**Dataset entries:**
begin
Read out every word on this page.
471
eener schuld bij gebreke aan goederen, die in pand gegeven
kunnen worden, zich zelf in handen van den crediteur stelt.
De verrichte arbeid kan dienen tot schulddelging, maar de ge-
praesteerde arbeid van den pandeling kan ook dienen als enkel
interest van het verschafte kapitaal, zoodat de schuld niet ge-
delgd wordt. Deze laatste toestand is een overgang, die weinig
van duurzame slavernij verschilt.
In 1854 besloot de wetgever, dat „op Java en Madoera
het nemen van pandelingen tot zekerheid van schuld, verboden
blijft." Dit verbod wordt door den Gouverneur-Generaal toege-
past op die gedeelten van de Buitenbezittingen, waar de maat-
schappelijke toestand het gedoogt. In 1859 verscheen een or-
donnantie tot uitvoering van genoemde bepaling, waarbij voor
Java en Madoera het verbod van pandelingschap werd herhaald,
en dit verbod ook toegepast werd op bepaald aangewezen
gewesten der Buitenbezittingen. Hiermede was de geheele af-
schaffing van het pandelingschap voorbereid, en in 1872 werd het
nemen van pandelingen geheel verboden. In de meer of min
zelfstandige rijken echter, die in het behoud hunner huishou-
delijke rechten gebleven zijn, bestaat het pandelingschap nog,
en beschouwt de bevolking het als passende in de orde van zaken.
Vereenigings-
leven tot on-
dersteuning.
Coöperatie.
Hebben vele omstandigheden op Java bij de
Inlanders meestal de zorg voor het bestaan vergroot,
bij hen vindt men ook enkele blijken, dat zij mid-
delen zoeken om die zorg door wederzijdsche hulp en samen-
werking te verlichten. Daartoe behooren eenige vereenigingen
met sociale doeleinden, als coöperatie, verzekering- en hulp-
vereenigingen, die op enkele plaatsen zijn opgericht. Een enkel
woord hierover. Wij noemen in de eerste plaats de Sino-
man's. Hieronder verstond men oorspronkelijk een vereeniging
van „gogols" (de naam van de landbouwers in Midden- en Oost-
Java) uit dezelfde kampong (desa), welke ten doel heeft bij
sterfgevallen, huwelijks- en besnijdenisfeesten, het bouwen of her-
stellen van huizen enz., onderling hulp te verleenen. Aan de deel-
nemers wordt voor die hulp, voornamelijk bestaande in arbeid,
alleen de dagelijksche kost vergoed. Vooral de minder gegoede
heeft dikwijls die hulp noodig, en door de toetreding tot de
end
**WHAT IS EXPECTED:** Show the lines of the material that contain the word "vereenigingen".

**EXERCISE ANSWER:**
werking te verlichten. Daartoe behooren eenige vereenigingen
vereenigingen, die op enkele plaatsen zijn opgericht. Een enkel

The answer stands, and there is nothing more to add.